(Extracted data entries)
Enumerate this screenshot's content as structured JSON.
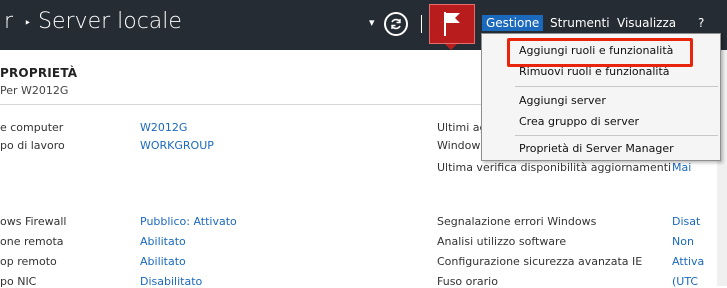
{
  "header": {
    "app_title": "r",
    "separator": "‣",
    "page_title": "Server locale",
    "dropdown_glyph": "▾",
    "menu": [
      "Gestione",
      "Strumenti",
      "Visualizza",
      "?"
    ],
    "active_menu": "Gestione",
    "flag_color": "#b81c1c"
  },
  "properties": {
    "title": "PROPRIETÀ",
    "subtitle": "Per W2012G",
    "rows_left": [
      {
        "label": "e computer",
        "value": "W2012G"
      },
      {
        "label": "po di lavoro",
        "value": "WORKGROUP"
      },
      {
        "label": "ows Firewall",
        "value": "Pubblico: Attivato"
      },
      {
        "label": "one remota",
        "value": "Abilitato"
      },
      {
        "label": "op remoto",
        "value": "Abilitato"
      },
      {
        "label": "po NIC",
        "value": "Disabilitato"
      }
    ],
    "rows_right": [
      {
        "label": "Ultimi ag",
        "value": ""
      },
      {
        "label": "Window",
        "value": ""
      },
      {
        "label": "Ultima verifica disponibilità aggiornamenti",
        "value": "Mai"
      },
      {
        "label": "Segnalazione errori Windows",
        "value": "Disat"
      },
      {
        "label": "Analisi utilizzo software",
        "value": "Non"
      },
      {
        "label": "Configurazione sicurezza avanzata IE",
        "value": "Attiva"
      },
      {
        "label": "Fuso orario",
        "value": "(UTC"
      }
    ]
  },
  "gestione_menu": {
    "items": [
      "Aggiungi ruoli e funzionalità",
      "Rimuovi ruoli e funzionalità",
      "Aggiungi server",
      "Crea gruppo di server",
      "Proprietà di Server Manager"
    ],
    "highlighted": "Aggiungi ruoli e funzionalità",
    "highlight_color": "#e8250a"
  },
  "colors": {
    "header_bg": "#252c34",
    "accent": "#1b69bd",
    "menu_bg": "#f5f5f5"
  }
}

Requirements: Without the pictures, restate each entry exactly.

Final answer:
Enumerate this screenshot's content as structured JSON.
{
  "header": {
    "app_title": "r",
    "separator": "‣",
    "page_title": "Server locale",
    "dropdown_glyph": "▾",
    "menu": [
      "Gestione",
      "Strumenti",
      "Visualizza",
      "?"
    ],
    "active_menu": "Gestione",
    "flag_color": "#b81c1c"
  },
  "properties": {
    "title": "PROPRIETÀ",
    "subtitle": "Per W2012G",
    "rows_left": [
      {
        "label": "e computer",
        "value": "W2012G"
      },
      {
        "label": "po di lavoro",
        "value": "WORKGROUP"
      },
      {
        "label": "ows Firewall",
        "value": "Pubblico: Attivato"
      },
      {
        "label": "one remota",
        "value": "Abilitato"
      },
      {
        "label": "op remoto",
        "value": "Abilitato"
      },
      {
        "label": "po NIC",
        "value": "Disabilitato"
      }
    ],
    "rows_right": [
      {
        "label": "Ultimi ag",
        "value": ""
      },
      {
        "label": "Window",
        "value": ""
      },
      {
        "label": "Ultima verifica disponibilità aggiornamenti",
        "value": "Mai"
      },
      {
        "label": "Segnalazione errori Windows",
        "value": "Disat"
      },
      {
        "label": "Analisi utilizzo software",
        "value": "Non"
      },
      {
        "label": "Configurazione sicurezza avanzata IE",
        "value": "Attiva"
      },
      {
        "label": "Fuso orario",
        "value": "(UTC"
      }
    ]
  },
  "gestione_menu": {
    "items": [
      "Aggiungi ruoli e funzionalità",
      "Rimuovi ruoli e funzionalità",
      "Aggiungi server",
      "Crea gruppo di server",
      "Proprietà di Server Manager"
    ],
    "highlighted": "Aggiungi ruoli e funzionalità",
    "highlight_color": "#e8250a"
  },
  "colors": {
    "header_bg": "#252c34",
    "accent": "#1b69bd",
    "menu_bg": "#f5f5f5"
  }
}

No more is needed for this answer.